**Your task**
Copy out the data below as written; omit any images.

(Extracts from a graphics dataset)

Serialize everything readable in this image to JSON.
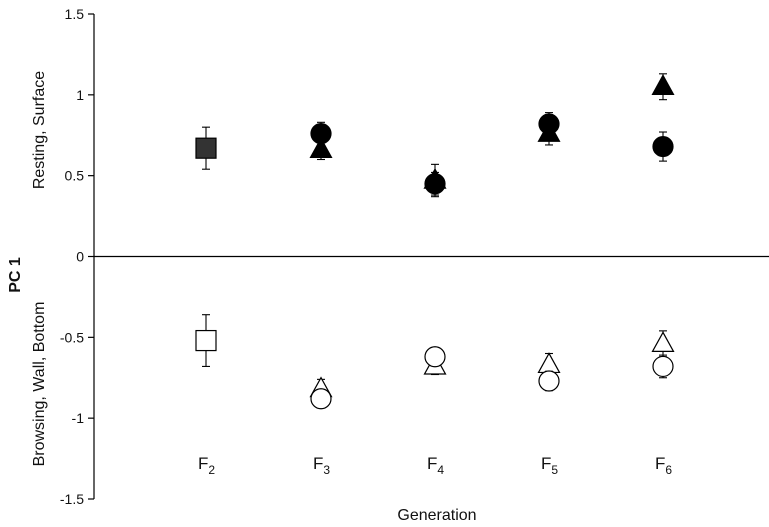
{
  "chart_data": {
    "type": "scatter",
    "title": "",
    "xlabel": "Generation",
    "ylabel": "PC 1",
    "ylabel_top": "Resting, Surface",
    "ylabel_bottom": "Browsing, Wall, Bottom",
    "ylim": [
      -1.5,
      1.5
    ],
    "yticks": [
      "-1.5",
      "-1",
      "-0.5",
      "0",
      "0.5",
      "1",
      "1.5"
    ],
    "categories": [
      {
        "base": "F",
        "sub": "2"
      },
      {
        "base": "F",
        "sub": "3"
      },
      {
        "base": "F",
        "sub": "4"
      },
      {
        "base": "F",
        "sub": "5"
      },
      {
        "base": "F",
        "sub": "6"
      }
    ],
    "series": [
      {
        "marker": "square",
        "fill": "#333333",
        "points": [
          {
            "x": 0,
            "y": 0.67,
            "err": 0.13
          }
        ]
      },
      {
        "marker": "triangle",
        "fill": "#000000",
        "points": [
          {
            "x": 1,
            "y": 0.66,
            "err": 0.06
          },
          {
            "x": 2,
            "y": 0.47,
            "err": 0.1
          },
          {
            "x": 3,
            "y": 0.76,
            "err": 0.07
          },
          {
            "x": 4,
            "y": 1.05,
            "err": 0.08
          }
        ]
      },
      {
        "marker": "circle",
        "fill": "#000000",
        "points": [
          {
            "x": 1,
            "y": 0.76,
            "err": 0.07
          },
          {
            "x": 2,
            "y": 0.45,
            "err": 0.07
          },
          {
            "x": 3,
            "y": 0.82,
            "err": 0.07
          },
          {
            "x": 4,
            "y": 0.68,
            "err": 0.09
          }
        ]
      },
      {
        "marker": "square",
        "fill": "#ffffff",
        "points": [
          {
            "x": 0,
            "y": -0.52,
            "err": 0.16
          }
        ]
      },
      {
        "marker": "triangle",
        "fill": "#ffffff",
        "points": [
          {
            "x": 1,
            "y": -0.82,
            "err": 0.06
          },
          {
            "x": 2,
            "y": -0.68,
            "err": 0.05
          },
          {
            "x": 3,
            "y": -0.67,
            "err": 0.07
          },
          {
            "x": 4,
            "y": -0.54,
            "err": 0.08
          }
        ]
      },
      {
        "marker": "circle",
        "fill": "#ffffff",
        "points": [
          {
            "x": 1,
            "y": -0.88,
            "err": 0.05
          },
          {
            "x": 2,
            "y": -0.62,
            "err": 0.05
          },
          {
            "x": 3,
            "y": -0.77,
            "err": 0.06
          },
          {
            "x": 4,
            "y": -0.68,
            "err": 0.07
          }
        ]
      }
    ]
  }
}
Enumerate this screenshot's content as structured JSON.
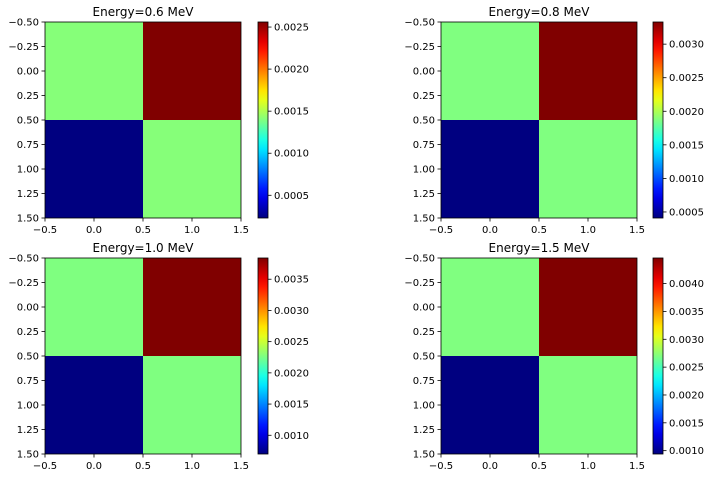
{
  "chart_data": [
    {
      "type": "heatmap",
      "title": "Energy=0.6 MeV",
      "xlim": [
        -0.5,
        1.5
      ],
      "ylim": [
        1.5,
        -0.5
      ],
      "x_ticks": [
        "−0.5",
        "0.0",
        "0.5",
        "1.0",
        "1.5"
      ],
      "y_ticks": [
        "−0.50",
        "−0.25",
        "0.00",
        "0.25",
        "0.50",
        "0.75",
        "1.00",
        "1.25",
        "1.50"
      ],
      "values": [
        [
          0.00141,
          0.00256
        ],
        [
          0.00023,
          0.00141
        ]
      ],
      "colorbar": {
        "vmin": 0.00023,
        "vmax": 0.00256,
        "ticks": [
          0.0005,
          0.001,
          0.0015,
          0.002,
          0.0025
        ],
        "tick_labels": [
          "0.0005",
          "0.0010",
          "0.0015",
          "0.0020",
          "0.0025"
        ]
      }
    },
    {
      "type": "heatmap",
      "title": "Energy=0.8 MeV",
      "xlim": [
        -0.5,
        1.5
      ],
      "ylim": [
        1.5,
        -0.5
      ],
      "x_ticks": [
        "−0.5",
        "0.0",
        "0.5",
        "1.0",
        "1.5"
      ],
      "y_ticks": [
        "−0.50",
        "−0.25",
        "0.00",
        "0.25",
        "0.50",
        "0.75",
        "1.00",
        "1.25",
        "1.50"
      ],
      "values": [
        [
          0.00187,
          0.00333
        ],
        [
          0.00041,
          0.00187
        ]
      ],
      "colorbar": {
        "vmin": 0.00041,
        "vmax": 0.00333,
        "ticks": [
          0.0005,
          0.001,
          0.0015,
          0.002,
          0.0025,
          0.003
        ],
        "tick_labels": [
          "0.0005",
          "0.0010",
          "0.0015",
          "0.0020",
          "0.0025",
          "0.0030"
        ]
      }
    },
    {
      "type": "heatmap",
      "title": "Energy=1.0 MeV",
      "xlim": [
        -0.5,
        1.5
      ],
      "ylim": [
        1.5,
        -0.5
      ],
      "x_ticks": [
        "−0.5",
        "0.0",
        "0.5",
        "1.0",
        "1.5"
      ],
      "y_ticks": [
        "−0.50",
        "−0.25",
        "0.00",
        "0.25",
        "0.50",
        "0.75",
        "1.00",
        "1.25",
        "1.50"
      ],
      "values": [
        [
          0.00227,
          0.00384
        ],
        [
          0.0007,
          0.00227
        ]
      ],
      "colorbar": {
        "vmin": 0.0007,
        "vmax": 0.00384,
        "ticks": [
          0.001,
          0.0015,
          0.002,
          0.0025,
          0.003,
          0.0035
        ],
        "tick_labels": [
          "0.0010",
          "0.0015",
          "0.0020",
          "0.0025",
          "0.0030",
          "0.0035"
        ]
      }
    },
    {
      "type": "heatmap",
      "title": "Energy=1.5 MeV",
      "xlim": [
        -0.5,
        1.5
      ],
      "ylim": [
        1.5,
        -0.5
      ],
      "x_ticks": [
        "−0.5",
        "0.0",
        "0.5",
        "1.0",
        "1.5"
      ],
      "y_ticks": [
        "−0.50",
        "−0.25",
        "0.00",
        "0.25",
        "0.50",
        "0.75",
        "1.00",
        "1.25",
        "1.50"
      ],
      "values": [
        [
          0.0027,
          0.00446
        ],
        [
          0.00094,
          0.0027
        ]
      ],
      "colorbar": {
        "vmin": 0.00094,
        "vmax": 0.00446,
        "ticks": [
          0.001,
          0.0015,
          0.002,
          0.0025,
          0.003,
          0.0035,
          0.004
        ],
        "tick_labels": [
          "0.0010",
          "0.0015",
          "0.0020",
          "0.0025",
          "0.0030",
          "0.0035",
          "0.0040"
        ]
      }
    }
  ],
  "colormap": "jet"
}
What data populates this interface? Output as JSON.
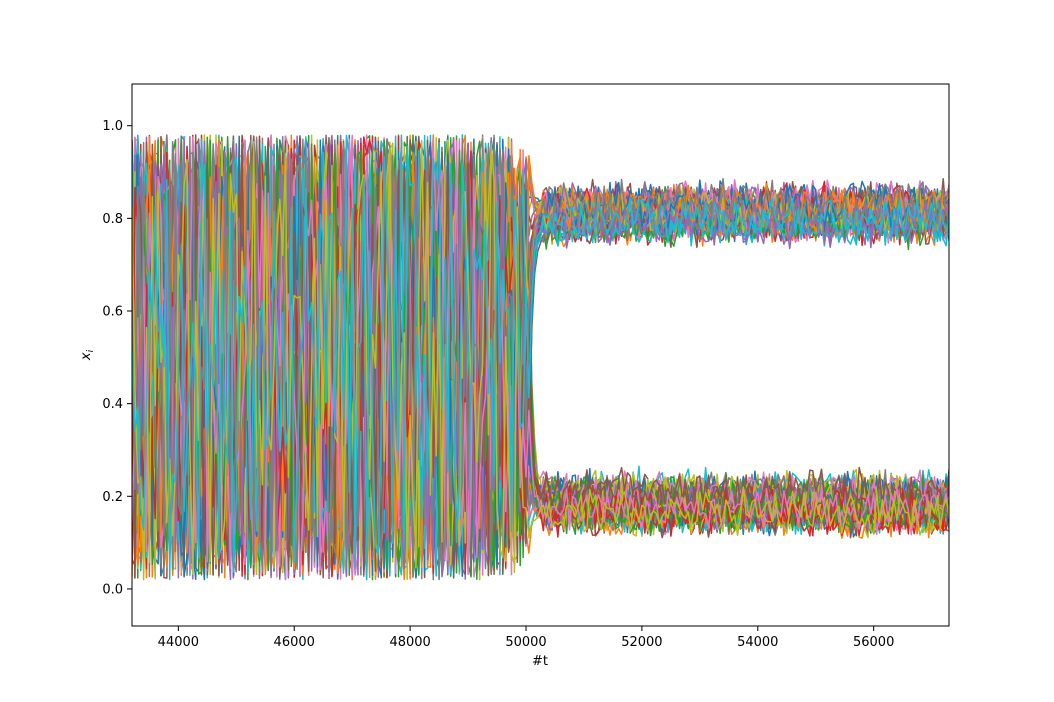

**Correct result**
Serialize everything readable in this image to JSON.
{
  "chart_data": {
    "type": "scatter",
    "title": "",
    "xlabel": "Generation",
    "ylabel": "PC 1",
    "ylabel_top": "Resting, Surface",
    "ylabel_bottom": "Browsing, Wall, Bottom",
    "ylim": [
      -1.5,
      1.5
    ],
    "yticks": [
      "-1.5",
      "-1",
      "-0.5",
      "0",
      "0.5",
      "1",
      "1.5"
    ],
    "categories": [
      {
        "base": "F",
        "sub": "2"
      },
      {
        "base": "F",
        "sub": "3"
      },
      {
        "base": "F",
        "sub": "4"
      },
      {
        "base": "F",
        "sub": "5"
      },
      {
        "base": "F",
        "sub": "6"
      }
    ],
    "series": [
      {
        "marker": "square",
        "fill": "#333333",
        "points": [
          {
            "x": 0,
            "y": 0.67,
            "err": 0.13
          }
        ]
      },
      {
        "marker": "triangle",
        "fill": "#000000",
        "points": [
          {
            "x": 1,
            "y": 0.66,
            "err": 0.06
          },
          {
            "x": 2,
            "y": 0.47,
            "err": 0.1
          },
          {
            "x": 3,
            "y": 0.76,
            "err": 0.07
          },
          {
            "x": 4,
            "y": 1.05,
            "err": 0.08
          }
        ]
      },
      {
        "marker": "circle",
        "fill": "#000000",
        "points": [
          {
            "x": 1,
            "y": 0.76,
            "err": 0.07
          },
          {
            "x": 2,
            "y": 0.45,
            "err": 0.07
          },
          {
            "x": 3,
            "y": 0.82,
            "err": 0.07
          },
          {
            "x": 4,
            "y": 0.68,
            "err": 0.09
          }
        ]
      },
      {
        "marker": "square",
        "fill": "#ffffff",
        "points": [
          {
            "x": 0,
            "y": -0.52,
            "err": 0.16
          }
        ]
      },
      {
        "marker": "triangle",
        "fill": "#ffffff",
        "points": [
          {
            "x": 1,
            "y": -0.82,
            "err": 0.06
          },
          {
            "x": 2,
            "y": -0.68,
            "err": 0.05
          },
          {
            "x": 3,
            "y": -0.67,
            "err": 0.07
          },
          {
            "x": 4,
            "y": -0.54,
            "err": 0.08
          }
        ]
      },
      {
        "marker": "circle",
        "fill": "#ffffff",
        "points": [
          {
            "x": 1,
            "y": -0.88,
            "err": 0.05
          },
          {
            "x": 2,
            "y": -0.62,
            "err": 0.05
          },
          {
            "x": 3,
            "y": -0.77,
            "err": 0.06
          },
          {
            "x": 4,
            "y": -0.68,
            "err": 0.07
          }
        ]
      }
    ]
  }
}
Enumerate this screenshot's content as structured JSON.
{
  "chart_data": [
    {
      "type": "heatmap",
      "title": "Energy=0.6 MeV",
      "xlim": [
        -0.5,
        1.5
      ],
      "ylim": [
        1.5,
        -0.5
      ],
      "x_ticks": [
        "−0.5",
        "0.0",
        "0.5",
        "1.0",
        "1.5"
      ],
      "y_ticks": [
        "−0.50",
        "−0.25",
        "0.00",
        "0.25",
        "0.50",
        "0.75",
        "1.00",
        "1.25",
        "1.50"
      ],
      "values": [
        [
          0.00141,
          0.00256
        ],
        [
          0.00023,
          0.00141
        ]
      ],
      "colorbar": {
        "vmin": 0.00023,
        "vmax": 0.00256,
        "ticks": [
          0.0005,
          0.001,
          0.0015,
          0.002,
          0.0025
        ],
        "tick_labels": [
          "0.0005",
          "0.0010",
          "0.0015",
          "0.0020",
          "0.0025"
        ]
      }
    },
    {
      "type": "heatmap",
      "title": "Energy=0.8 MeV",
      "xlim": [
        -0.5,
        1.5
      ],
      "ylim": [
        1.5,
        -0.5
      ],
      "x_ticks": [
        "−0.5",
        "0.0",
        "0.5",
        "1.0",
        "1.5"
      ],
      "y_ticks": [
        "−0.50",
        "−0.25",
        "0.00",
        "0.25",
        "0.50",
        "0.75",
        "1.00",
        "1.25",
        "1.50"
      ],
      "values": [
        [
          0.00187,
          0.00333
        ],
        [
          0.00041,
          0.00187
        ]
      ],
      "colorbar": {
        "vmin": 0.00041,
        "vmax": 0.00333,
        "ticks": [
          0.0005,
          0.001,
          0.0015,
          0.002,
          0.0025,
          0.003
        ],
        "tick_labels": [
          "0.0005",
          "0.0010",
          "0.0015",
          "0.0020",
          "0.0025",
          "0.0030"
        ]
      }
    },
    {
      "type": "heatmap",
      "title": "Energy=1.0 MeV",
      "xlim": [
        -0.5,
        1.5
      ],
      "ylim": [
        1.5,
        -0.5
      ],
      "x_ticks": [
        "−0.5",
        "0.0",
        "0.5",
        "1.0",
        "1.5"
      ],
      "y_ticks": [
        "−0.50",
        "−0.25",
        "0.00",
        "0.25",
        "0.50",
        "0.75",
        "1.00",
        "1.25",
        "1.50"
      ],
      "values": [
        [
          0.00227,
          0.00384
        ],
        [
          0.0007,
          0.00227
        ]
      ],
      "colorbar": {
        "vmin": 0.0007,
        "vmax": 0.00384,
        "ticks": [
          0.001,
          0.0015,
          0.002,
          0.0025,
          0.003,
          0.0035
        ],
        "tick_labels": [
          "0.0010",
          "0.0015",
          "0.0020",
          "0.0025",
          "0.0030",
          "0.0035"
        ]
      }
    },
    {
      "type": "heatmap",
      "title": "Energy=1.5 MeV",
      "xlim": [
        -0.5,
        1.5
      ],
      "ylim": [
        1.5,
        -0.5
      ],
      "x_ticks": [
        "−0.5",
        "0.0",
        "0.5",
        "1.0",
        "1.5"
      ],
      "y_ticks": [
        "−0.50",
        "−0.25",
        "0.00",
        "0.25",
        "0.50",
        "0.75",
        "1.00",
        "1.25",
        "1.50"
      ],
      "values": [
        [
          0.0027,
          0.00446
        ],
        [
          0.00094,
          0.0027
        ]
      ],
      "colorbar": {
        "vmin": 0.00094,
        "vmax": 0.00446,
        "ticks": [
          0.001,
          0.0015,
          0.002,
          0.0025,
          0.003,
          0.0035,
          0.004
        ],
        "tick_labels": [
          "0.0010",
          "0.0015",
          "0.0020",
          "0.0025",
          "0.0030",
          "0.0035",
          "0.0040"
        ]
      }
    }
  ],
  "colormap": "jet"
}
What data populates this interface? Output as JSON.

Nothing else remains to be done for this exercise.